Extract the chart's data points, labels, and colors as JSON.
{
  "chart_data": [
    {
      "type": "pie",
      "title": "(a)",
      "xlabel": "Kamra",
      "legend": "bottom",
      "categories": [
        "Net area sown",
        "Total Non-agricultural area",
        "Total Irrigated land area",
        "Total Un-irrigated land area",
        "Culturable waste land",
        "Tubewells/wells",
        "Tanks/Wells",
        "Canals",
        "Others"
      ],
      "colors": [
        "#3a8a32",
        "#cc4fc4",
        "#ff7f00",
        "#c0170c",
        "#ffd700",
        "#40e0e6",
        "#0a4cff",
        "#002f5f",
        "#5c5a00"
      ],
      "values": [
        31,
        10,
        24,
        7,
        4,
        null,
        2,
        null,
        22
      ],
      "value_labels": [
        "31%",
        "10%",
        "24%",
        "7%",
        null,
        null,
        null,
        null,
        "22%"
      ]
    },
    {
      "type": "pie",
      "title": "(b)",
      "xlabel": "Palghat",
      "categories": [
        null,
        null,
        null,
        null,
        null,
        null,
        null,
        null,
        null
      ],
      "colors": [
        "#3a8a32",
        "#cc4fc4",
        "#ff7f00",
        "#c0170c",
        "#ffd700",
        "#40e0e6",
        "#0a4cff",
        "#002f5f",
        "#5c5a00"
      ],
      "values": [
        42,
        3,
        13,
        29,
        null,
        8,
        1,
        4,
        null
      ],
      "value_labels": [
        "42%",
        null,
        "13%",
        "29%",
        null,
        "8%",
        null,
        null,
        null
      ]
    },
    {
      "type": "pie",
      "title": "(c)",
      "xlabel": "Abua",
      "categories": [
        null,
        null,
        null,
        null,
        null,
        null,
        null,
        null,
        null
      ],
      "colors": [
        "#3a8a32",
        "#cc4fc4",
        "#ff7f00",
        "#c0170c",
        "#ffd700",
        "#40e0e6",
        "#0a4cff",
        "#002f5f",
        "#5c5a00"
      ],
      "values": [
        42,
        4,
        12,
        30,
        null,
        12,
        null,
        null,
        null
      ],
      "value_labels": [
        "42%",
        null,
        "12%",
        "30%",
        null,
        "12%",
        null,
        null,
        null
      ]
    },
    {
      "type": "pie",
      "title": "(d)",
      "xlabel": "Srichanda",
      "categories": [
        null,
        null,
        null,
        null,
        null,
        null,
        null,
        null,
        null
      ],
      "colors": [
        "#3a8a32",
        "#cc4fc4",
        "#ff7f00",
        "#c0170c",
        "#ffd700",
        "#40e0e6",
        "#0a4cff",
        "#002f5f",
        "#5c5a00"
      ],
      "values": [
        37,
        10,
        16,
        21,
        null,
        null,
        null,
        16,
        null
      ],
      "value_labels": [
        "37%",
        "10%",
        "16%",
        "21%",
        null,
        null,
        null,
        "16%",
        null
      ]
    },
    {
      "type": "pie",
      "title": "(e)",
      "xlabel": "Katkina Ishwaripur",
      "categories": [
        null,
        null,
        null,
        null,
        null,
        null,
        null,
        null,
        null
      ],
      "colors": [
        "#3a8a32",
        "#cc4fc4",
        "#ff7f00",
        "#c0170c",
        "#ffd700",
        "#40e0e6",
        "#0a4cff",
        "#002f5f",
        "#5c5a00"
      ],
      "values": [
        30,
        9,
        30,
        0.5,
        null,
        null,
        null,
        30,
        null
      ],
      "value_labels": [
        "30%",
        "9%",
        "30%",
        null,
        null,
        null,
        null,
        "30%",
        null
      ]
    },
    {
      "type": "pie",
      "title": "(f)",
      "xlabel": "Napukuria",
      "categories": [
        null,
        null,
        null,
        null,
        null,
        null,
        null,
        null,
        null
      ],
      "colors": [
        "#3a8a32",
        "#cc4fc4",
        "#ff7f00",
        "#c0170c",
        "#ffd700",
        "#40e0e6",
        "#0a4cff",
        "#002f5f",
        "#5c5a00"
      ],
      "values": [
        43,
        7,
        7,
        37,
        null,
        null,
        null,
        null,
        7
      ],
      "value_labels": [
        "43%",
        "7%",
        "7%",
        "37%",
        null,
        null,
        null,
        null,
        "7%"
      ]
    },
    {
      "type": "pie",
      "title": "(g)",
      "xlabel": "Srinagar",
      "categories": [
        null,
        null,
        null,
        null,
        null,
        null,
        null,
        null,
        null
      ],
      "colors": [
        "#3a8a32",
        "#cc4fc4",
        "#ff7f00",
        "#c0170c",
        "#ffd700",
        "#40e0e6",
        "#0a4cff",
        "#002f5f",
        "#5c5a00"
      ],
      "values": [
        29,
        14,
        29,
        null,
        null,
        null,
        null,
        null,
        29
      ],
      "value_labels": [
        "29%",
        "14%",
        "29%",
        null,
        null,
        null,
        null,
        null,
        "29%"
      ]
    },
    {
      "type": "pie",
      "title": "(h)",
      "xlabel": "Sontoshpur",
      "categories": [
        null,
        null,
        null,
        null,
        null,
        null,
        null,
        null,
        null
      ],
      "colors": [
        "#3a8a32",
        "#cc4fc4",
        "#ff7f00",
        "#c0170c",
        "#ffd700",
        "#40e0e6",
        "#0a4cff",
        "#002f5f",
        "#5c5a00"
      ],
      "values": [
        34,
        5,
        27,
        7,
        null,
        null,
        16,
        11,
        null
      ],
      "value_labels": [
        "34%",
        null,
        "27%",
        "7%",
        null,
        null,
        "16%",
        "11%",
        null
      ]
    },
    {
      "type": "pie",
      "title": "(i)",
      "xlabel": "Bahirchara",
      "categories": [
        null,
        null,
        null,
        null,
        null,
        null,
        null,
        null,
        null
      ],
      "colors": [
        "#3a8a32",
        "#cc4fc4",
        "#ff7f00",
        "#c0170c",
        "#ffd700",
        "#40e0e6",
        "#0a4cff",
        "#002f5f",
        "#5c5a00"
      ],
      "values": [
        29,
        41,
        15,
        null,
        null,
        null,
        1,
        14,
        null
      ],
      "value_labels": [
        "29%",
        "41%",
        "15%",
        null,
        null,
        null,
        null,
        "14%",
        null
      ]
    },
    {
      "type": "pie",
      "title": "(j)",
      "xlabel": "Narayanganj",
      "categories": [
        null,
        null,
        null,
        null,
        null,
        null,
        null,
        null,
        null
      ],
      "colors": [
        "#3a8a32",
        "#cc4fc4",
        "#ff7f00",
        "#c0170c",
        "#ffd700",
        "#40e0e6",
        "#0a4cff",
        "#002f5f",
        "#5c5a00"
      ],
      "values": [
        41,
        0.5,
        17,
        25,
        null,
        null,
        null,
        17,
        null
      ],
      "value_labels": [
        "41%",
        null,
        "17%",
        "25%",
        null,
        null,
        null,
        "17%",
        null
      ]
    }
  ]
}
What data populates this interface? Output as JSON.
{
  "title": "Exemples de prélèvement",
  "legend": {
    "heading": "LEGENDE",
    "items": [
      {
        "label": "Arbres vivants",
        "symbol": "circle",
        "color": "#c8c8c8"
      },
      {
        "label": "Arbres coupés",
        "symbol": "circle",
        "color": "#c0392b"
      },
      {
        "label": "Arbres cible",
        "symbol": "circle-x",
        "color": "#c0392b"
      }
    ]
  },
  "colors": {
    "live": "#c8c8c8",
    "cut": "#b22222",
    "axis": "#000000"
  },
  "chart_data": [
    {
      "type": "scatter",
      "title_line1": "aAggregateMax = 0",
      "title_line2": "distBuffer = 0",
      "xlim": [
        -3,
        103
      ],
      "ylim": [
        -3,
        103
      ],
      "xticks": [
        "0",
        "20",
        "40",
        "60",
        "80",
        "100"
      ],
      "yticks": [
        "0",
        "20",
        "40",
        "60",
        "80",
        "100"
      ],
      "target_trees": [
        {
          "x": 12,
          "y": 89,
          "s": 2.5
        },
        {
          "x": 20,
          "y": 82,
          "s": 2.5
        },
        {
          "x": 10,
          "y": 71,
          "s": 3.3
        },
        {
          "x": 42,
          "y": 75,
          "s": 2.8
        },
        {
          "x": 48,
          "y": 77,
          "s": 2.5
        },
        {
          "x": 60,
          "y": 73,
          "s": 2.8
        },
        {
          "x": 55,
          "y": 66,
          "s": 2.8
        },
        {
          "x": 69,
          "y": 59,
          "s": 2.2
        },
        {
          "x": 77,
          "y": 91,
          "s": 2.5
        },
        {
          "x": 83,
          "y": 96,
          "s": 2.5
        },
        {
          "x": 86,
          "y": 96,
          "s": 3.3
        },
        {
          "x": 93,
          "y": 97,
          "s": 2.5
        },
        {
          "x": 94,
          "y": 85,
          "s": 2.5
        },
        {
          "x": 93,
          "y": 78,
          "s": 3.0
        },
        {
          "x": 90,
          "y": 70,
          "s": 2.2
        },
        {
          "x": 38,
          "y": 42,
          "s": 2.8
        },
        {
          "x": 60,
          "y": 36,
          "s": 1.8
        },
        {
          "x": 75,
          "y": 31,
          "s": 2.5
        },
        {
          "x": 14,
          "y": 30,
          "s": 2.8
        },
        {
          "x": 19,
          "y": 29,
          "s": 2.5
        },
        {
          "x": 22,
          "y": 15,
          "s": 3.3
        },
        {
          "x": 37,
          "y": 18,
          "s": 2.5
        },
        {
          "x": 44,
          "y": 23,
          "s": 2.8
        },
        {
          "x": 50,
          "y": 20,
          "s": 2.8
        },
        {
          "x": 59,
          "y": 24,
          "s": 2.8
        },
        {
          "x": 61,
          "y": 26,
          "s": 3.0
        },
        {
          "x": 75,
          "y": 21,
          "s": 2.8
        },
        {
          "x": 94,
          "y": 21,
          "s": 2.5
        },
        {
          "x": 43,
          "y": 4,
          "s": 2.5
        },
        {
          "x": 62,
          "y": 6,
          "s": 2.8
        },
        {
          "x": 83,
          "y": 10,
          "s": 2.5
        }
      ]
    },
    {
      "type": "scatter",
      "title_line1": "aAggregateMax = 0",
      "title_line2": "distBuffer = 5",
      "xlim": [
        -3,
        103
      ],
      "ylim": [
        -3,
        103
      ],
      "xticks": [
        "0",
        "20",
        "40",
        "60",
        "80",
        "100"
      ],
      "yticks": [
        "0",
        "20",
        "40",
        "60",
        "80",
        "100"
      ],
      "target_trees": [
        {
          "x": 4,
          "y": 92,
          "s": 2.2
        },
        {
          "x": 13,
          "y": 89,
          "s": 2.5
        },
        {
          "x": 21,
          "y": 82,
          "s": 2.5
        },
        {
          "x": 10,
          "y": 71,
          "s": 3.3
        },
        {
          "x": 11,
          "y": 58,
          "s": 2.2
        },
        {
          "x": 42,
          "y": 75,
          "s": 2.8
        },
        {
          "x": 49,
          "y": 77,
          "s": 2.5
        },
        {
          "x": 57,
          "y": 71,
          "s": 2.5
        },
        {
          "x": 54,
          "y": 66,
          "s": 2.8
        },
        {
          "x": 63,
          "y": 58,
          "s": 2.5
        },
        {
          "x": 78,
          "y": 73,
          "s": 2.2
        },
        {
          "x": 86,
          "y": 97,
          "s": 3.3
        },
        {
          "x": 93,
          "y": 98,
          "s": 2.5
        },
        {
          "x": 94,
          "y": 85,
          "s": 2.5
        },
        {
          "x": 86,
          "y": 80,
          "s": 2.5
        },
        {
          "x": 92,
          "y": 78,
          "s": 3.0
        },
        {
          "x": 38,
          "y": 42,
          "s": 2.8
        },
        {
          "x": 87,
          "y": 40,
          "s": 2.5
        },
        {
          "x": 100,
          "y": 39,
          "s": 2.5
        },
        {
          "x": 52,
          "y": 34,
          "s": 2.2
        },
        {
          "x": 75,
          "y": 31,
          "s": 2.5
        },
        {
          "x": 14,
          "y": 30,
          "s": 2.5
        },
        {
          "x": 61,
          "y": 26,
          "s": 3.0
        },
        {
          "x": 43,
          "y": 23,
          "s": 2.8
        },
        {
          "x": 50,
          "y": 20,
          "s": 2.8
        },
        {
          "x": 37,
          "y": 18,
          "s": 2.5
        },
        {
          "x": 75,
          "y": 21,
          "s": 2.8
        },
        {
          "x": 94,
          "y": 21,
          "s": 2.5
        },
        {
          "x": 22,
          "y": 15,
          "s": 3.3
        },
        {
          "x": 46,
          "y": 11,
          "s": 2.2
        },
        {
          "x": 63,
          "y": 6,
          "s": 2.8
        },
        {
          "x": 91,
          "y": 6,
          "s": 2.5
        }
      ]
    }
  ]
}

_What is asked_: Among the lines above, count those containing the word "distBuffer" and give nothing but the result.

_Expected output_: 2